RECORDS FOR PROCESSING:
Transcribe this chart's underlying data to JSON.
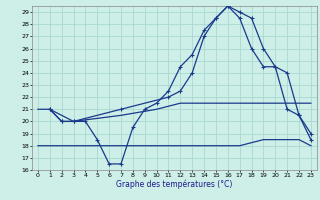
{
  "xlabel": "Graphe des températures (°C)",
  "bg_color": "#ceeee8",
  "grid_color": "#a8d8d0",
  "line_color": "#1a3a8c",
  "ylim": [
    16,
    29.5
  ],
  "xlim": [
    -0.5,
    23.5
  ],
  "yticks": [
    16,
    17,
    18,
    19,
    20,
    21,
    22,
    23,
    24,
    25,
    26,
    27,
    28,
    29
  ],
  "xticks": [
    0,
    1,
    2,
    3,
    4,
    5,
    6,
    7,
    8,
    9,
    10,
    11,
    12,
    13,
    14,
    15,
    16,
    17,
    18,
    19,
    20,
    21,
    22,
    23
  ],
  "line1_x": [
    1,
    2,
    3,
    4,
    5,
    6,
    7,
    8,
    9,
    10,
    11,
    12,
    13,
    14,
    15,
    16,
    17,
    18,
    19,
    20,
    21,
    22,
    23
  ],
  "line1_y": [
    21.0,
    20.0,
    20.0,
    20.0,
    18.5,
    16.5,
    16.5,
    19.5,
    21.0,
    21.5,
    22.5,
    24.5,
    25.5,
    27.5,
    28.5,
    29.5,
    29.0,
    28.5,
    26.0,
    24.5,
    21.0,
    20.5,
    19.0
  ],
  "line2_x": [
    1,
    2,
    3,
    7,
    11,
    12,
    13,
    14,
    15,
    16,
    17,
    18,
    19,
    20,
    21,
    22,
    23
  ],
  "line2_y": [
    21.0,
    20.0,
    20.0,
    21.0,
    22.0,
    22.5,
    24.0,
    27.0,
    28.5,
    29.5,
    28.5,
    26.0,
    24.5,
    24.5,
    24.0,
    20.5,
    18.5
  ],
  "line3_x": [
    0,
    1,
    2,
    3,
    7,
    10,
    12,
    15,
    17,
    19,
    20,
    21,
    22,
    23
  ],
  "line3_y": [
    21.0,
    21.0,
    20.5,
    20.0,
    20.5,
    21.0,
    21.5,
    21.5,
    21.5,
    21.5,
    21.5,
    21.5,
    21.5,
    21.5
  ],
  "line4_x": [
    0,
    3,
    5,
    7,
    10,
    13,
    15,
    17,
    19,
    20,
    21,
    22,
    23
  ],
  "line4_y": [
    18.0,
    18.0,
    18.0,
    18.0,
    18.0,
    18.0,
    18.0,
    18.0,
    18.5,
    18.5,
    18.5,
    18.5,
    18.0
  ]
}
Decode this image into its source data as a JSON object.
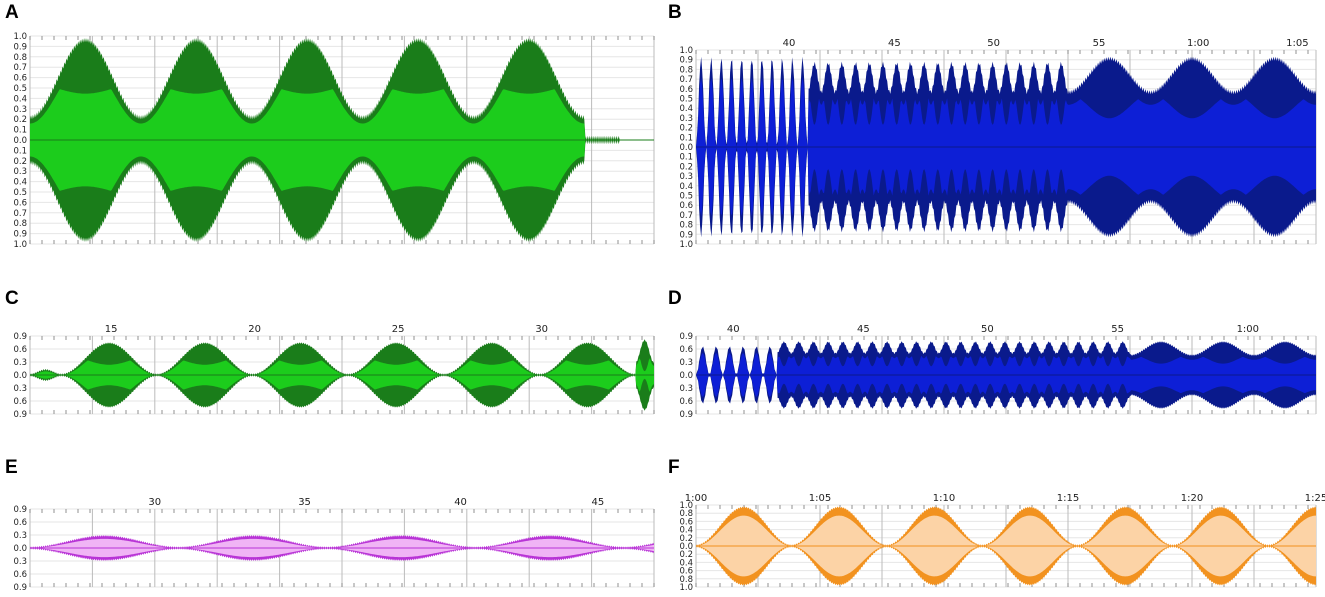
{
  "chart_data": [
    {
      "panel": "A",
      "type": "area",
      "title": "",
      "xlabel": "",
      "ylabel": "",
      "y_ticks": [
        "1.0",
        "0.9",
        "0.8",
        "0.7",
        "0.6",
        "0.5",
        "0.4",
        "0.3",
        "0.2",
        "0.1",
        "0.0",
        "0.1",
        "0.2",
        "0.3",
        "0.4",
        "0.5",
        "0.6",
        "0.7",
        "0.8",
        "0.9",
        "1.0"
      ],
      "x_ticks": [],
      "ylim": [
        -1.0,
        1.0
      ],
      "outer_color": "#1a7d1a",
      "inner_color": "#1ccc1c",
      "envelope": {
        "segments": [
          [
            0,
            0.94,
            0,
            0.2,
            0.95,
            0.55,
            0.45,
            5,
            0.03,
            0.05
          ],
          [
            0.49,
            0.57,
            0,
            0.25,
            0.6,
            0.3,
            0.15,
            2.5,
            0.1,
            0.1
          ],
          [
            0.57,
            0.94,
            0.08,
            0.2,
            0.95,
            0.55,
            0.45,
            2,
            0.03,
            0.05
          ]
        ],
        "tail": 0.94,
        "tail_amp": 0.0
      }
    },
    {
      "panel": "B",
      "type": "area",
      "title": "",
      "xlabel": "",
      "ylabel": "",
      "y_ticks": [
        "1.0",
        "0.9",
        "0.8",
        "0.7",
        "0.6",
        "0.5",
        "0.4",
        "0.3",
        "0.2",
        "0.1",
        "0.0",
        "0.1",
        "0.2",
        "0.3",
        "0.4",
        "0.5",
        "0.6",
        "0.7",
        "0.8",
        "0.9",
        "1.0"
      ],
      "x_ticks": [
        "40",
        "45",
        "50",
        "55",
        "1:00",
        "1:05"
      ],
      "ylim": [
        -1.0,
        1.0
      ],
      "outer_color": "#0a1a8c",
      "inner_color": "#0d1fd6",
      "envelope": {
        "segments": [
          [
            0,
            0.18,
            0,
            0.0,
            0.9,
            0.0,
            0.9,
            11,
            0.0,
            0.9
          ],
          [
            0.18,
            0.6,
            0,
            0.55,
            0.85,
            0.62,
            0.23,
            19,
            0.0,
            0.85
          ],
          [
            0.6,
            1.0,
            0,
            0.55,
            0.9,
            0.55,
            0.3,
            3,
            0.0,
            0.9
          ]
        ],
        "tail": 1.0,
        "tail_amp": 0.0
      }
    },
    {
      "panel": "C",
      "type": "area",
      "title": "",
      "xlabel": "",
      "ylabel": "",
      "y_ticks": [
        "0.9",
        "0.6",
        "0.3",
        "0.0",
        "0.3",
        "0.6",
        "0.9"
      ],
      "x_ticks": [
        "15",
        "20",
        "25",
        "30"
      ],
      "ylim": [
        -1.0,
        1.0
      ],
      "outer_color": "#1a7d1a",
      "inner_color": "#1ccc1c",
      "envelope": {
        "segments": [
          [
            0,
            0.05,
            0,
            0.0,
            0.12,
            0.0,
            0.12,
            1,
            0.0,
            0.0
          ],
          [
            0.05,
            0.97,
            0,
            0.0,
            0.82,
            0.55,
            0.27,
            6,
            0.0,
            0.82
          ],
          [
            0.97,
            1.0,
            0,
            0.3,
            0.9,
            0.8,
            0.1,
            1,
            0.0,
            0.0
          ]
        ],
        "tail": 1.0,
        "tail_amp": 0.0
      }
    },
    {
      "panel": "D",
      "type": "area",
      "title": "",
      "xlabel": "",
      "ylabel": "",
      "y_ticks": [
        "0.9",
        "0.6",
        "0.3",
        "0.0",
        "0.3",
        "0.6",
        "0.9"
      ],
      "x_ticks": [
        "40",
        "45",
        "50",
        "55",
        "1:00"
      ],
      "ylim": [
        -1.0,
        1.0
      ],
      "outer_color": "#0a1a8c",
      "inner_color": "#0d1fd6",
      "envelope": {
        "segments": [
          [
            0,
            0.13,
            0,
            0.0,
            0.72,
            0.0,
            0.72,
            6,
            0.0,
            0.72
          ],
          [
            0.13,
            0.7,
            0,
            0.55,
            0.85,
            0.62,
            0.23,
            24,
            0.0,
            0.85
          ],
          [
            0.7,
            1.0,
            0,
            0.5,
            0.85,
            0.55,
            0.3,
            3,
            0.0,
            0.85
          ]
        ],
        "tail": 1.0,
        "tail_amp": 0.0
      }
    },
    {
      "panel": "E",
      "type": "area",
      "title": "",
      "xlabel": "",
      "ylabel": "",
      "y_ticks": [
        "0.9",
        "0.6",
        "0.3",
        "0.0",
        "0.3",
        "0.6",
        "0.9"
      ],
      "x_ticks": [
        "30",
        "35",
        "40",
        "45"
      ],
      "ylim": [
        -1.0,
        1.0
      ],
      "outer_color": "#b833d6",
      "inner_color": "#f0b4f5",
      "envelope": {
        "segments": [
          [
            0,
            1.0,
            0,
            0.0,
            0.3,
            0.0,
            0.3,
            4.2,
            0.0,
            0.3
          ]
        ],
        "tail": 1.0,
        "tail_amp": 0.0
      }
    },
    {
      "panel": "F",
      "type": "area",
      "title": "",
      "xlabel": "",
      "ylabel": "",
      "y_ticks": [
        "1.0",
        "0.8",
        "0.6",
        "0.4",
        "0.2",
        "0.0",
        "0.2",
        "0.4",
        "0.6",
        "0.8",
        "1.0"
      ],
      "x_ticks": [
        "1:00",
        "1:05",
        "1:10",
        "1:15",
        "1:20",
        "1:25"
      ],
      "ylim": [
        -1.0,
        1.0
      ],
      "outer_color": "#f2921f",
      "inner_color": "#fcd3a6",
      "envelope": {
        "segments": [
          [
            0,
            1.0,
            0,
            0.0,
            0.95,
            0.0,
            0.95,
            6.5,
            0.0,
            0.95
          ]
        ],
        "tail": 1.0,
        "tail_amp": 0.0
      }
    }
  ]
}
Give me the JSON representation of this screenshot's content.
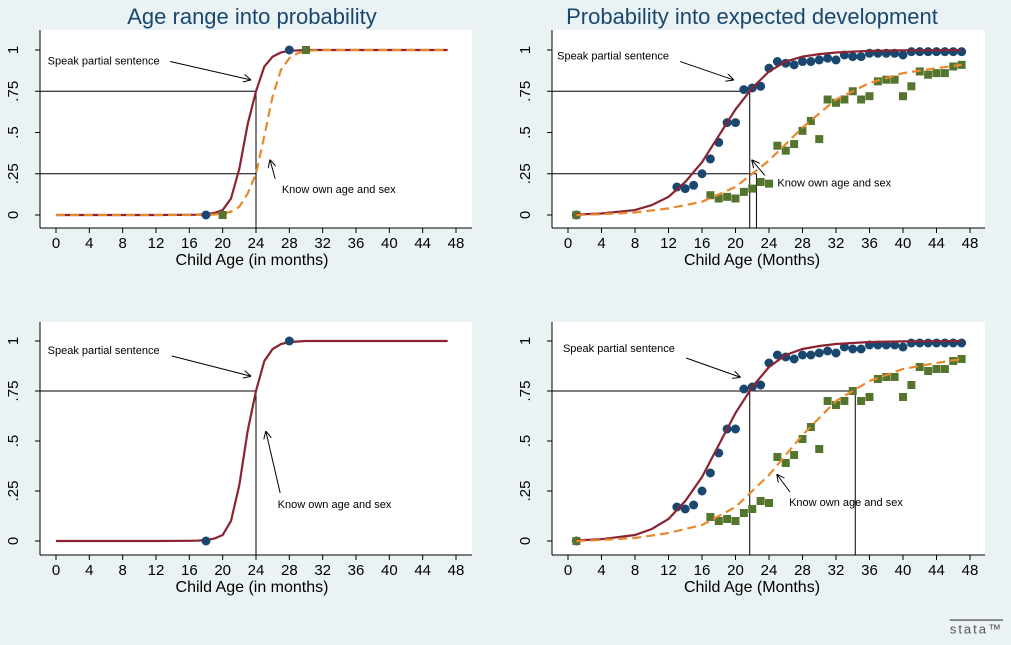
{
  "chart_data": [
    {
      "type": "line",
      "title": "Age range into probability",
      "xlabel": "Child Age (in months)",
      "xlim": [
        0,
        48
      ],
      "ylim": [
        0,
        1
      ],
      "xticks": [
        0,
        4,
        8,
        12,
        16,
        20,
        24,
        28,
        32,
        36,
        40,
        44,
        48
      ],
      "yticks": [
        0,
        {
          "value": 0.25,
          "label": ".25"
        },
        {
          "value": 0.5,
          "label": ".5"
        },
        {
          "value": 0.75,
          "label": ".75"
        },
        1
      ],
      "reference_lines": [
        {
          "x": 24,
          "y": 0.75
        },
        {
          "x": 24,
          "y": 0.25
        }
      ],
      "annotations": [
        "Speak partial sentence",
        "Know own age and sex"
      ],
      "series": [
        {
          "kind": "line",
          "color": "#8b2332",
          "x": [
            0,
            4,
            8,
            12,
            16,
            17,
            18,
            19,
            20,
            21,
            22,
            23,
            24,
            25,
            26,
            27,
            28,
            30,
            32,
            36,
            40,
            44,
            47
          ],
          "values": [
            0,
            0,
            0,
            0,
            0.001,
            0.002,
            0.005,
            0.012,
            0.03,
            0.1,
            0.28,
            0.55,
            0.75,
            0.9,
            0.96,
            0.985,
            0.995,
            1,
            1,
            1,
            1,
            1,
            1
          ]
        },
        {
          "kind": "line",
          "dash": true,
          "color": "#e8892c",
          "x": [
            0,
            4,
            8,
            12,
            16,
            18,
            19,
            20,
            21,
            22,
            23,
            24,
            25,
            26,
            27,
            28,
            29,
            30,
            32,
            36,
            40,
            44,
            47
          ],
          "values": [
            0,
            0,
            0,
            0,
            0,
            0.001,
            0.003,
            0.008,
            0.02,
            0.05,
            0.13,
            0.25,
            0.48,
            0.72,
            0.88,
            0.95,
            0.98,
            0.995,
            1,
            1,
            1,
            1,
            1
          ]
        },
        {
          "kind": "scatter",
          "marker": "circle",
          "color": "#1a476f",
          "x": [
            18,
            28
          ],
          "values": [
            0,
            1
          ]
        },
        {
          "kind": "scatter",
          "marker": "square",
          "color": "#55752f",
          "x": [
            20,
            30
          ],
          "values": [
            0,
            1
          ]
        }
      ]
    },
    {
      "type": "line",
      "title": "Probability into expected development",
      "xlabel": "Child Age (Months)",
      "xlim": [
        0,
        48
      ],
      "ylim": [
        0,
        1
      ],
      "xticks": [
        0,
        4,
        8,
        12,
        16,
        20,
        24,
        28,
        32,
        36,
        40,
        44,
        48
      ],
      "yticks": [
        0,
        {
          "value": 0.25,
          "label": ".25"
        },
        {
          "value": 0.5,
          "label": ".5"
        },
        {
          "value": 0.75,
          "label": ".75"
        },
        1
      ],
      "reference_lines": [
        {
          "x": 21.7,
          "y": 0.75
        },
        {
          "x": 22.5,
          "y": 0.25
        }
      ],
      "annotations": [
        "Speak partial sentence",
        "Know own age and sex"
      ],
      "series": [
        {
          "kind": "scatter",
          "marker": "circle",
          "color": "#1a476f",
          "x": [
            1,
            13,
            14,
            15,
            16,
            17,
            18,
            19,
            20,
            21,
            22,
            23,
            24,
            25,
            26,
            27,
            28,
            29,
            30,
            31,
            32,
            33,
            34,
            35,
            36,
            37,
            38,
            39,
            40,
            41,
            42,
            43,
            44,
            45,
            46,
            47
          ],
          "values": [
            0,
            0.17,
            0.16,
            0.18,
            0.25,
            0.34,
            0.44,
            0.56,
            0.56,
            0.76,
            0.77,
            0.78,
            0.89,
            0.93,
            0.92,
            0.91,
            0.93,
            0.93,
            0.94,
            0.95,
            0.94,
            0.97,
            0.96,
            0.96,
            0.98,
            0.98,
            0.98,
            0.98,
            0.97,
            0.99,
            0.99,
            0.99,
            0.99,
            0.99,
            0.99,
            0.99
          ]
        },
        {
          "kind": "scatter",
          "marker": "square",
          "color": "#55752f",
          "x": [
            1,
            17,
            18,
            19,
            20,
            21,
            22,
            23,
            24,
            25,
            26,
            27,
            28,
            29,
            30,
            31,
            32,
            33,
            34,
            35,
            36,
            37,
            38,
            39,
            40,
            41,
            42,
            43,
            44,
            45,
            46,
            47
          ],
          "values": [
            0,
            0.12,
            0.1,
            0.11,
            0.1,
            0.14,
            0.16,
            0.2,
            0.19,
            0.42,
            0.39,
            0.43,
            0.51,
            0.57,
            0.46,
            0.7,
            0.68,
            0.7,
            0.75,
            0.7,
            0.72,
            0.81,
            0.82,
            0.82,
            0.72,
            0.78,
            0.87,
            0.85,
            0.86,
            0.86,
            0.9,
            0.91
          ]
        },
        {
          "kind": "line",
          "color": "#8b2332",
          "x": [
            1,
            4,
            8,
            10,
            12,
            14,
            16,
            18,
            20,
            22,
            24,
            26,
            28,
            30,
            32,
            36,
            40,
            44,
            47
          ],
          "values": [
            0.003,
            0.009,
            0.03,
            0.06,
            0.11,
            0.2,
            0.32,
            0.48,
            0.64,
            0.77,
            0.87,
            0.93,
            0.96,
            0.975,
            0.985,
            0.995,
            0.998,
            0.999,
            1
          ]
        },
        {
          "kind": "line",
          "dash": true,
          "color": "#e8892c",
          "x": [
            1,
            4,
            8,
            12,
            16,
            20,
            24,
            28,
            32,
            36,
            40,
            44,
            47
          ],
          "values": [
            0,
            0.005,
            0.015,
            0.04,
            0.08,
            0.17,
            0.33,
            0.53,
            0.7,
            0.8,
            0.86,
            0.89,
            0.91
          ]
        }
      ]
    },
    {
      "type": "line",
      "xlabel": "Child Age (in months)",
      "xlim": [
        0,
        48
      ],
      "ylim": [
        0,
        1
      ],
      "xticks": [
        0,
        4,
        8,
        12,
        16,
        20,
        24,
        28,
        32,
        36,
        40,
        44,
        48
      ],
      "yticks": [
        0,
        {
          "value": 0.25,
          "label": ".25"
        },
        {
          "value": 0.5,
          "label": ".5"
        },
        {
          "value": 0.75,
          "label": ".75"
        },
        1
      ],
      "reference_lines": [
        {
          "x": 24,
          "y": 0.75
        }
      ],
      "annotations": [
        "Speak partial sentence",
        "Know own age and sex"
      ],
      "series": [
        {
          "kind": "line",
          "color": "#8b2332",
          "x": [
            0,
            4,
            8,
            12,
            16,
            17,
            18,
            19,
            20,
            21,
            22,
            23,
            24,
            25,
            26,
            27,
            28,
            30,
            32,
            36,
            40,
            44,
            47
          ],
          "values": [
            0,
            0,
            0,
            0,
            0.001,
            0.002,
            0.005,
            0.012,
            0.03,
            0.1,
            0.28,
            0.55,
            0.75,
            0.9,
            0.96,
            0.985,
            0.995,
            1,
            1,
            1,
            1,
            1,
            1
          ]
        },
        {
          "kind": "scatter",
          "marker": "circle",
          "color": "#1a476f",
          "x": [
            18,
            28
          ],
          "values": [
            0,
            1
          ]
        }
      ]
    },
    {
      "type": "line",
      "xlabel": "Child Age (Months)",
      "xlim": [
        0,
        48
      ],
      "ylim": [
        0,
        1
      ],
      "xticks": [
        0,
        4,
        8,
        12,
        16,
        20,
        24,
        28,
        32,
        36,
        40,
        44,
        48
      ],
      "yticks": [
        0,
        {
          "value": 0.25,
          "label": ".25"
        },
        {
          "value": 0.5,
          "label": ".5"
        },
        {
          "value": 0.75,
          "label": ".75"
        },
        1
      ],
      "reference_lines": [
        {
          "x": 21.7,
          "y": 0.75
        },
        {
          "x": 34.3,
          "y": 0.75
        }
      ],
      "annotations": [
        "Speak partial sentence",
        "Know own age and sex"
      ],
      "series": [
        {
          "kind": "scatter",
          "marker": "circle",
          "color": "#1a476f",
          "x": [
            1,
            13,
            14,
            15,
            16,
            17,
            18,
            19,
            20,
            21,
            22,
            23,
            24,
            25,
            26,
            27,
            28,
            29,
            30,
            31,
            32,
            33,
            34,
            35,
            36,
            37,
            38,
            39,
            40,
            41,
            42,
            43,
            44,
            45,
            46,
            47
          ],
          "values": [
            0,
            0.17,
            0.16,
            0.18,
            0.25,
            0.34,
            0.44,
            0.56,
            0.56,
            0.76,
            0.77,
            0.78,
            0.89,
            0.93,
            0.92,
            0.91,
            0.93,
            0.93,
            0.94,
            0.95,
            0.94,
            0.97,
            0.96,
            0.96,
            0.98,
            0.98,
            0.98,
            0.98,
            0.97,
            0.99,
            0.99,
            0.99,
            0.99,
            0.99,
            0.99,
            0.99
          ]
        },
        {
          "kind": "scatter",
          "marker": "square",
          "color": "#55752f",
          "x": [
            1,
            17,
            18,
            19,
            20,
            21,
            22,
            23,
            24,
            25,
            26,
            27,
            28,
            29,
            30,
            31,
            32,
            33,
            34,
            35,
            36,
            37,
            38,
            39,
            40,
            41,
            42,
            43,
            44,
            45,
            46,
            47
          ],
          "values": [
            0,
            0.12,
            0.1,
            0.11,
            0.1,
            0.14,
            0.16,
            0.2,
            0.19,
            0.42,
            0.39,
            0.43,
            0.51,
            0.57,
            0.46,
            0.7,
            0.68,
            0.7,
            0.75,
            0.7,
            0.72,
            0.81,
            0.82,
            0.82,
            0.72,
            0.78,
            0.87,
            0.85,
            0.86,
            0.86,
            0.9,
            0.91
          ]
        },
        {
          "kind": "line",
          "color": "#8b2332",
          "x": [
            1,
            4,
            8,
            10,
            12,
            14,
            16,
            18,
            20,
            22,
            24,
            26,
            28,
            30,
            32,
            36,
            40,
            44,
            47
          ],
          "values": [
            0.003,
            0.009,
            0.03,
            0.06,
            0.11,
            0.2,
            0.32,
            0.48,
            0.64,
            0.77,
            0.87,
            0.93,
            0.96,
            0.975,
            0.985,
            0.995,
            0.998,
            0.999,
            1
          ]
        },
        {
          "kind": "line",
          "dash": true,
          "color": "#e8892c",
          "x": [
            1,
            4,
            8,
            12,
            16,
            20,
            24,
            28,
            32,
            36,
            40,
            44,
            47
          ],
          "values": [
            0,
            0.005,
            0.015,
            0.04,
            0.08,
            0.17,
            0.33,
            0.53,
            0.7,
            0.8,
            0.86,
            0.89,
            0.91
          ]
        }
      ]
    }
  ],
  "logo": "stata™"
}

WHAT THE TASK REQUIRES:
Write out every line of the preceding listing that contains "panel".

SOLUTION:
      "panel": "A",
      "panel": "B",
      "panel": "C",
      "panel": "D",
      "panel": "E",
      "panel": "F",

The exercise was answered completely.